Find all lines in the records that include the word "Ibbotson", and copy them out.

### Saved entries
::::::

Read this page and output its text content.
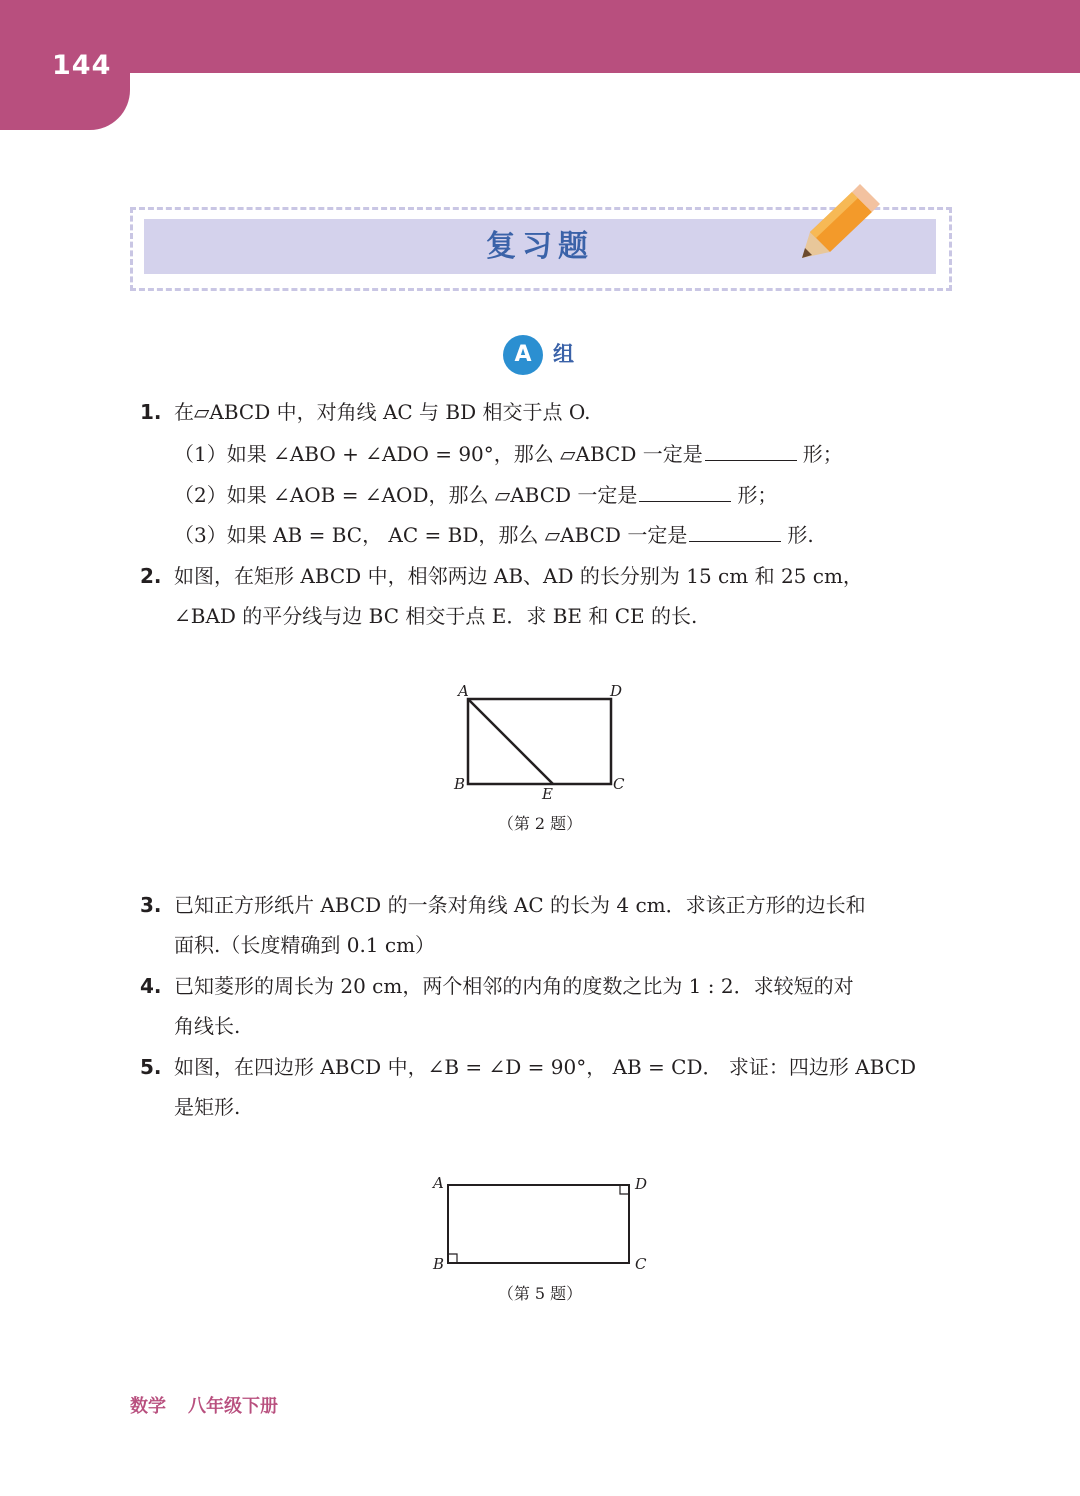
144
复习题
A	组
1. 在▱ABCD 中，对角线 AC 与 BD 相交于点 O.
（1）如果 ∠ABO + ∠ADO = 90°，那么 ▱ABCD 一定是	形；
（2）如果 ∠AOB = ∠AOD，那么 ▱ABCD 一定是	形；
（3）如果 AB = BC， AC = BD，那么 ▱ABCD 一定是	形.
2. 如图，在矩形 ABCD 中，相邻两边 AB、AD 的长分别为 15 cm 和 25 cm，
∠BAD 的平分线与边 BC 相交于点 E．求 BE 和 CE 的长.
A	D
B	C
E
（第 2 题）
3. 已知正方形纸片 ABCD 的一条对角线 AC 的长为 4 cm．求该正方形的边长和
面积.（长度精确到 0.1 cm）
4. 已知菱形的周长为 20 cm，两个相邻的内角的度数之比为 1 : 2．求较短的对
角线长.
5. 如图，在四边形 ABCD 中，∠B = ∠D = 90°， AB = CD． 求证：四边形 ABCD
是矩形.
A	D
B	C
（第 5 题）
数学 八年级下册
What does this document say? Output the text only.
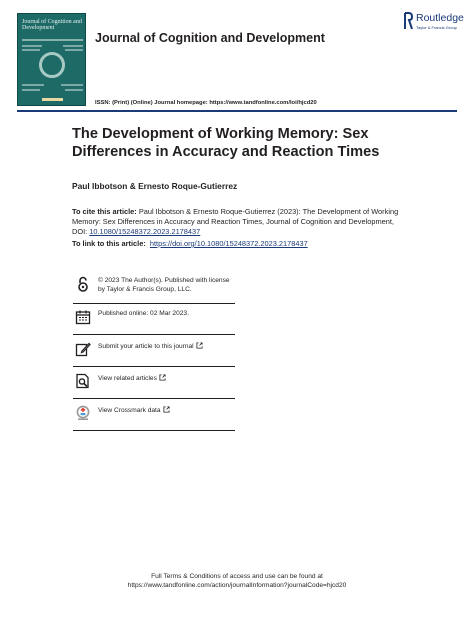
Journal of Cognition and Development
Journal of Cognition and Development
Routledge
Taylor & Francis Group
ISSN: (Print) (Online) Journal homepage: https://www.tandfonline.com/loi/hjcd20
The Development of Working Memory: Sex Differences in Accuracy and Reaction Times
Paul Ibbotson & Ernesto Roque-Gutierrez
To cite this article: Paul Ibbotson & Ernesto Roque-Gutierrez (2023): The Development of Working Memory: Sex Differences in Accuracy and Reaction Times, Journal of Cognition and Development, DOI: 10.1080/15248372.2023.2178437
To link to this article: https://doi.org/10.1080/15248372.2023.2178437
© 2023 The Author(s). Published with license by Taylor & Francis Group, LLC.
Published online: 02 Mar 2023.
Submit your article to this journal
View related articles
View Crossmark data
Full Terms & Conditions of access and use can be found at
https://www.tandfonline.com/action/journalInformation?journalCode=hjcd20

::::::

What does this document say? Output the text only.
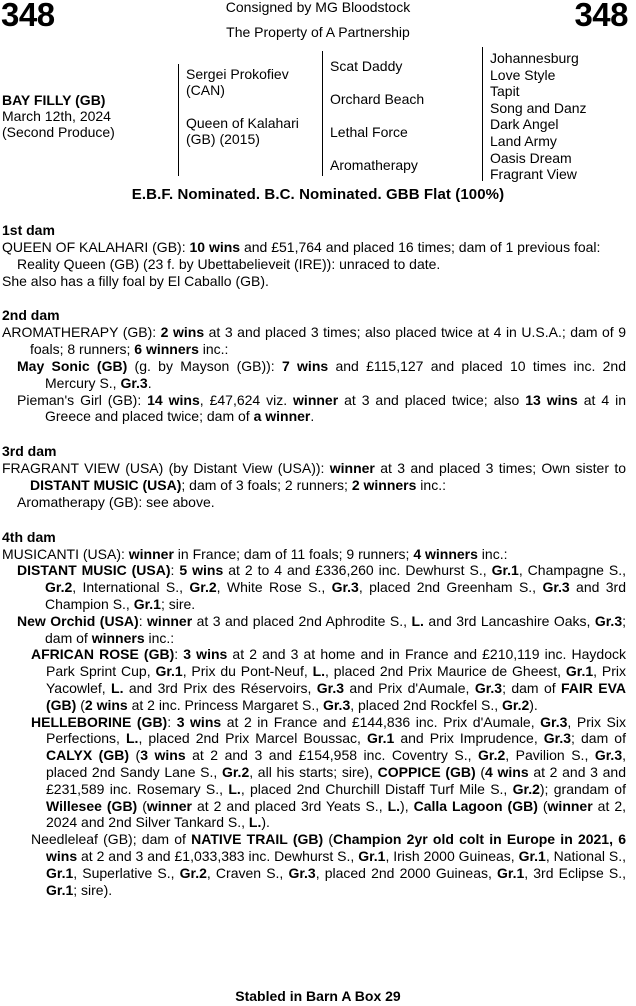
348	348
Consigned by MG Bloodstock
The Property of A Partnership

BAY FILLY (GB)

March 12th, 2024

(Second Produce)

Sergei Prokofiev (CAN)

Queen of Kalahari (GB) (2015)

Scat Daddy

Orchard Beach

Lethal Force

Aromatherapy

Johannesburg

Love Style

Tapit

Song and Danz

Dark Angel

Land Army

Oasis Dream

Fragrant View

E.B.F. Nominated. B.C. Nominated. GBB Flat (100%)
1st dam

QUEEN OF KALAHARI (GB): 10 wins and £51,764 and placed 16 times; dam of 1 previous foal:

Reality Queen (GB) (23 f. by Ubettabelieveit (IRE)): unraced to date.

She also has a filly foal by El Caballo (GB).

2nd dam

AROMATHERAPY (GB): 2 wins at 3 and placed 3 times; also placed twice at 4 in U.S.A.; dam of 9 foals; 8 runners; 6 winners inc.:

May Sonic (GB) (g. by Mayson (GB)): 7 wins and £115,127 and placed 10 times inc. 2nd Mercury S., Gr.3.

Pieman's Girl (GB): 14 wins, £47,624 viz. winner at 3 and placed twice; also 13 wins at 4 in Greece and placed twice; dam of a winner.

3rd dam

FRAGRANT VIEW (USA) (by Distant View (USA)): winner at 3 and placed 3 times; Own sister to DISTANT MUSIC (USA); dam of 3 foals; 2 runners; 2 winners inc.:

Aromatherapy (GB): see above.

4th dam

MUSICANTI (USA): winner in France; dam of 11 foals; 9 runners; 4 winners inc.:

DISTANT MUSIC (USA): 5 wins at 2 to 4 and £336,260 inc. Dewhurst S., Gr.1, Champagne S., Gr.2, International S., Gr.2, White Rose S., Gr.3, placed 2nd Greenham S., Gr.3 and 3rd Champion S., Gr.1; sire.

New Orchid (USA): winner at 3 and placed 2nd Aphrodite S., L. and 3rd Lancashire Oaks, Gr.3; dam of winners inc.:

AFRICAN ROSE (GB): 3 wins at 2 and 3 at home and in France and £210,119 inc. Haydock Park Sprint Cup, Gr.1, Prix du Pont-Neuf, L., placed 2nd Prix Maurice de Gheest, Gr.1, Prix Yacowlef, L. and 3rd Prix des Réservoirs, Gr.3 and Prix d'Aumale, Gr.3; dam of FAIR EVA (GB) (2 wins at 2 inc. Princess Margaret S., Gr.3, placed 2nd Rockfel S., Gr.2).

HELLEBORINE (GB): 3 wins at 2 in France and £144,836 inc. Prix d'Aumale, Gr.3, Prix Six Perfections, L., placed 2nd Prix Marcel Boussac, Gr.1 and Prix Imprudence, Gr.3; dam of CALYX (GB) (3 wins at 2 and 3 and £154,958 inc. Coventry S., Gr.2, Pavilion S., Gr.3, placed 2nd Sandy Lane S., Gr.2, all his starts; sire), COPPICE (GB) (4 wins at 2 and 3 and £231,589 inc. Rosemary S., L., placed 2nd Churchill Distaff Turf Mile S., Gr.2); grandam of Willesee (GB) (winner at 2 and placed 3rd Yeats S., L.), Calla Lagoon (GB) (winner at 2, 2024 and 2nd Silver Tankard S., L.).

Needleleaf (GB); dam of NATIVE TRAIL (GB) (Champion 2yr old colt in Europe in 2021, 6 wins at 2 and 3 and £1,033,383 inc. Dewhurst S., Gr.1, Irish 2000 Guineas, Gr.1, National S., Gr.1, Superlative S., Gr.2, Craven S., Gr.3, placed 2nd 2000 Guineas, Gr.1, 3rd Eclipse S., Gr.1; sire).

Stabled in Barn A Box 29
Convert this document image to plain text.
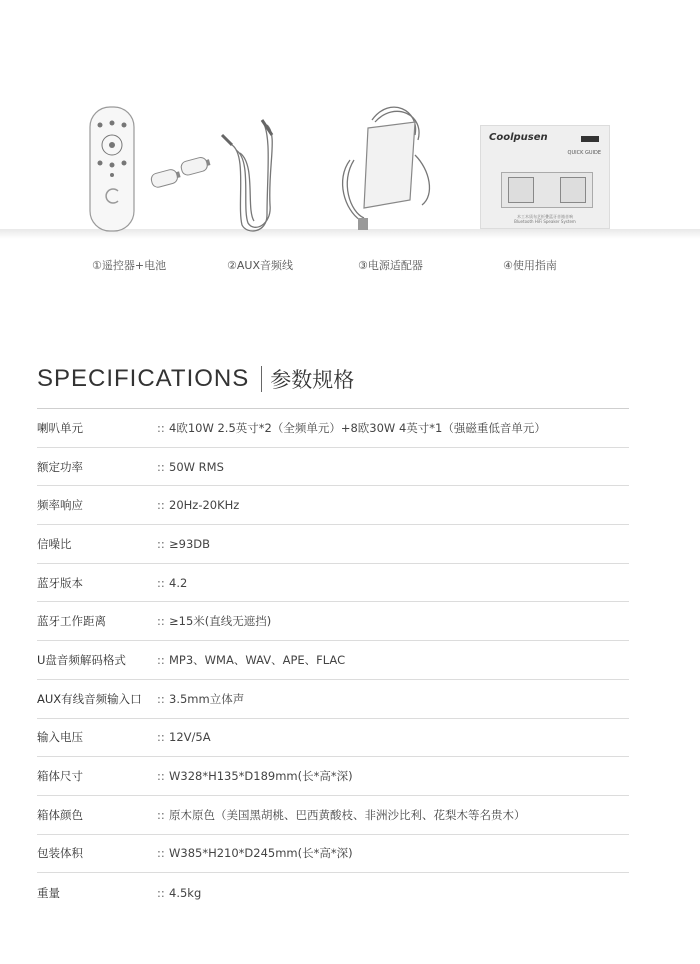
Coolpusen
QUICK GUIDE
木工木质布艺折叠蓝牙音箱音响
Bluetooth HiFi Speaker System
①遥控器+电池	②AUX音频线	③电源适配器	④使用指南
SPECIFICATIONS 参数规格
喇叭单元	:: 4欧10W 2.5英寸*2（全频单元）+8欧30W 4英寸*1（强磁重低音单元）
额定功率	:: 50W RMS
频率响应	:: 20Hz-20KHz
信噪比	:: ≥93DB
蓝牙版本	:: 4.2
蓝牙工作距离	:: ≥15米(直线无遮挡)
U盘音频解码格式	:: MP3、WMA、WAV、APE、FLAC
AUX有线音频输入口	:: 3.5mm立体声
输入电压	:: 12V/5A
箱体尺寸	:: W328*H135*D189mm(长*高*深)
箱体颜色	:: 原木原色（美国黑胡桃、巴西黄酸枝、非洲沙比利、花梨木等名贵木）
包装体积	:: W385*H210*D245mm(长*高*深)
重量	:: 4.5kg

::::::

### Answer to this task
Paul Ibbotson & Ernesto Roque-Gutierrez
To cite this article: Paul Ibbotson & Ernesto Roque-Gutierrez (2023): The Development of Working Memory: Sex Differences in Accuracy and Reaction Times, Journal of Cognition and Development, DOI: 10.1080/15248372.2023.2178437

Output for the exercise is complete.